§ **Records shown**
···

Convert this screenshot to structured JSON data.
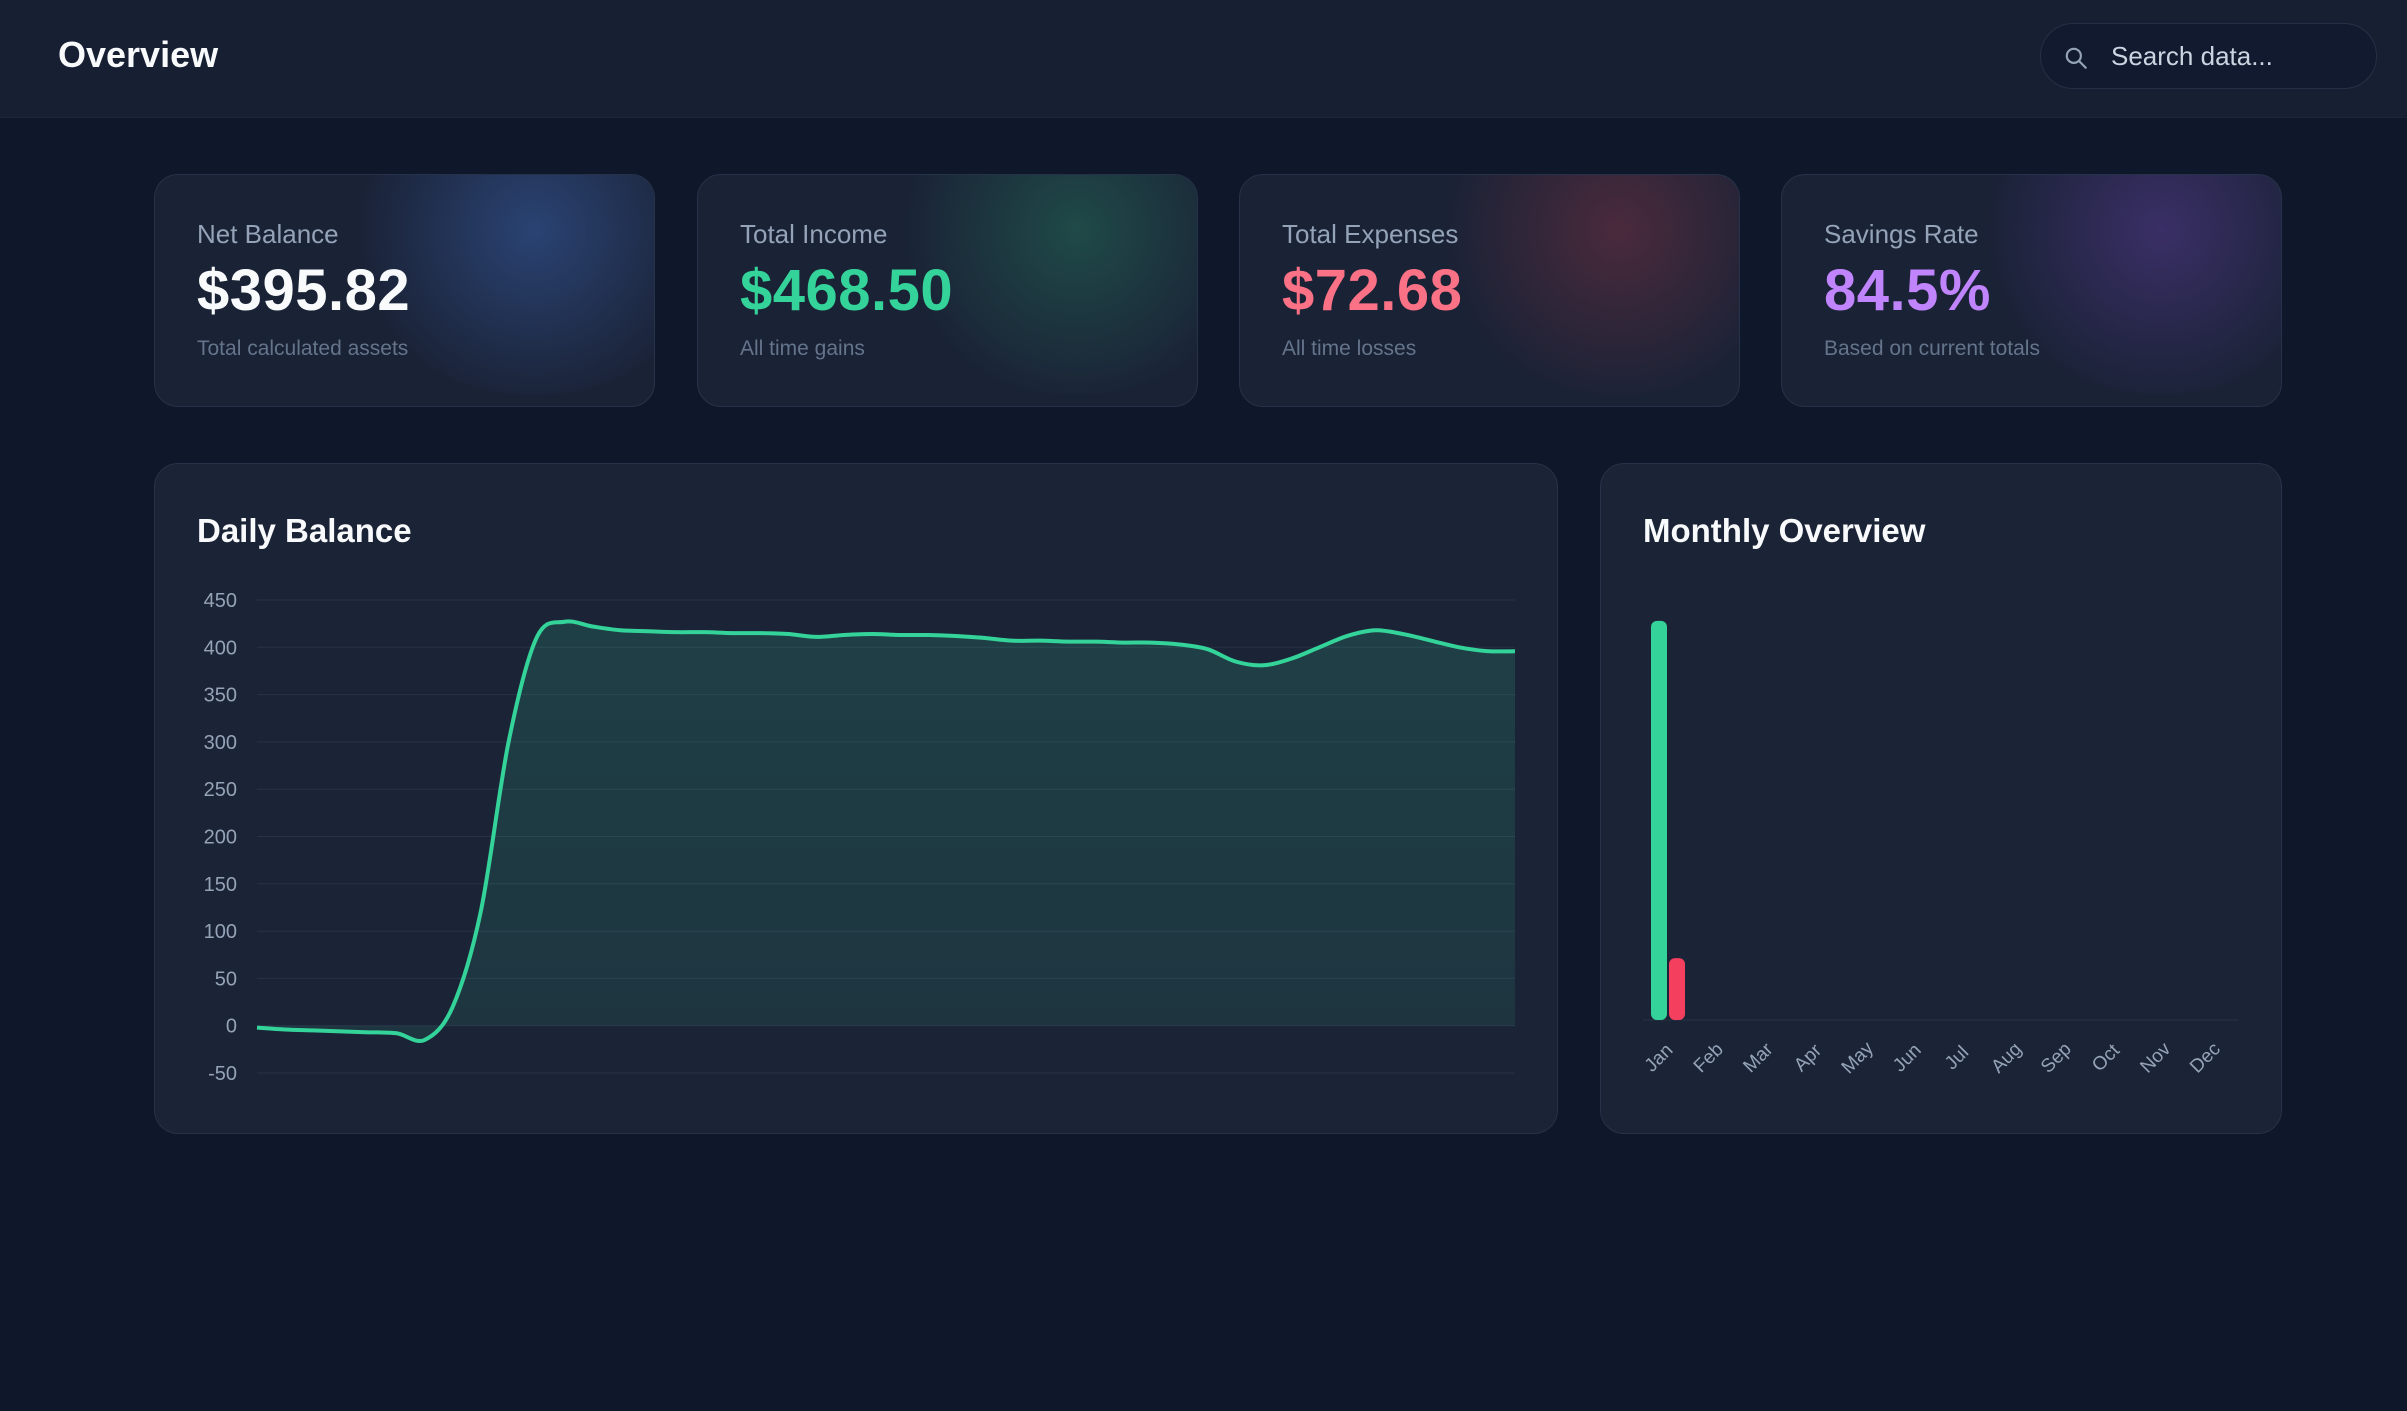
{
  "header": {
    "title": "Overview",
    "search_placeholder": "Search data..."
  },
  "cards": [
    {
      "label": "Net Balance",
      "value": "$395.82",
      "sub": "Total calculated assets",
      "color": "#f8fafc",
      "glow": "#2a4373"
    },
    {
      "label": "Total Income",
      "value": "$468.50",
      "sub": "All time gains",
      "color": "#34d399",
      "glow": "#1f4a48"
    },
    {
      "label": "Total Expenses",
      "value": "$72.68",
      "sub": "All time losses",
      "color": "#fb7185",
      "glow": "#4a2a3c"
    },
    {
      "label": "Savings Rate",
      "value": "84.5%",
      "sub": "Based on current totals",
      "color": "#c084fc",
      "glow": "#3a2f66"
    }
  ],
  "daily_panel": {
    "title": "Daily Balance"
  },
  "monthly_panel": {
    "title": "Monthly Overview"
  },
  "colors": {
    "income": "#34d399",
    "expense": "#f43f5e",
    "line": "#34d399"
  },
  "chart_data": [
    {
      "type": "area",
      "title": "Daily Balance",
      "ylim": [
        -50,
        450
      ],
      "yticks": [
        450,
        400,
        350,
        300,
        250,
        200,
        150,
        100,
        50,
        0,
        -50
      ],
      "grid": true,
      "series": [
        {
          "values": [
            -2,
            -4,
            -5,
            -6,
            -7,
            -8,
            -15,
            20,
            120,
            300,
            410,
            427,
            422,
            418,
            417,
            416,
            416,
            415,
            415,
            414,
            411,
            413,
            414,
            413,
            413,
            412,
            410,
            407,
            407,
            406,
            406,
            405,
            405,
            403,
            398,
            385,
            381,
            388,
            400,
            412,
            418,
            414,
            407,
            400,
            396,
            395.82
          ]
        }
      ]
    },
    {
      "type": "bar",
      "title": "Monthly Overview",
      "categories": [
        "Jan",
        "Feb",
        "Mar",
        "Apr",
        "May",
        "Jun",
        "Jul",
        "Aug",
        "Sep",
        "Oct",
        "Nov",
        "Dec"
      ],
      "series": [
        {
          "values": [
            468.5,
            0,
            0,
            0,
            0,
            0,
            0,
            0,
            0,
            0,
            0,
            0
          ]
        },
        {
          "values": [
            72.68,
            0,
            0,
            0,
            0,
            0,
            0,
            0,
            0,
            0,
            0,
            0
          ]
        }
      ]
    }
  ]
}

···

All of the lines above should be retyped precisely, apart from the pictures.

Convert this screenshot to structured JSON data.
{
  "header": {
    "title": "Overview",
    "search_placeholder": "Search data..."
  },
  "cards": [
    {
      "label": "Net Balance",
      "value": "$395.82",
      "sub": "Total calculated assets",
      "color": "#f8fafc",
      "glow": "#2a4373"
    },
    {
      "label": "Total Income",
      "value": "$468.50",
      "sub": "All time gains",
      "color": "#34d399",
      "glow": "#1f4a48"
    },
    {
      "label": "Total Expenses",
      "value": "$72.68",
      "sub": "All time losses",
      "color": "#fb7185",
      "glow": "#4a2a3c"
    },
    {
      "label": "Savings Rate",
      "value": "84.5%",
      "sub": "Based on current totals",
      "color": "#c084fc",
      "glow": "#3a2f66"
    }
  ],
  "daily_panel": {
    "title": "Daily Balance"
  },
  "monthly_panel": {
    "title": "Monthly Overview"
  },
  "colors": {
    "income": "#34d399",
    "expense": "#f43f5e",
    "line": "#34d399"
  },
  "chart_data": [
    {
      "type": "area",
      "title": "Daily Balance",
      "ylim": [
        -50,
        450
      ],
      "yticks": [
        450,
        400,
        350,
        300,
        250,
        200,
        150,
        100,
        50,
        0,
        -50
      ],
      "grid": true,
      "series": [
        {
          "values": [
            -2,
            -4,
            -5,
            -6,
            -7,
            -8,
            -15,
            20,
            120,
            300,
            410,
            427,
            422,
            418,
            417,
            416,
            416,
            415,
            415,
            414,
            411,
            413,
            414,
            413,
            413,
            412,
            410,
            407,
            407,
            406,
            406,
            405,
            405,
            403,
            398,
            385,
            381,
            388,
            400,
            412,
            418,
            414,
            407,
            400,
            396,
            395.82
          ]
        }
      ]
    },
    {
      "type": "bar",
      "title": "Monthly Overview",
      "categories": [
        "Jan",
        "Feb",
        "Mar",
        "Apr",
        "May",
        "Jun",
        "Jul",
        "Aug",
        "Sep",
        "Oct",
        "Nov",
        "Dec"
      ],
      "series": [
        {
          "values": [
            468.5,
            0,
            0,
            0,
            0,
            0,
            0,
            0,
            0,
            0,
            0,
            0
          ]
        },
        {
          "values": [
            72.68,
            0,
            0,
            0,
            0,
            0,
            0,
            0,
            0,
            0,
            0,
            0
          ]
        }
      ]
    }
  ]
}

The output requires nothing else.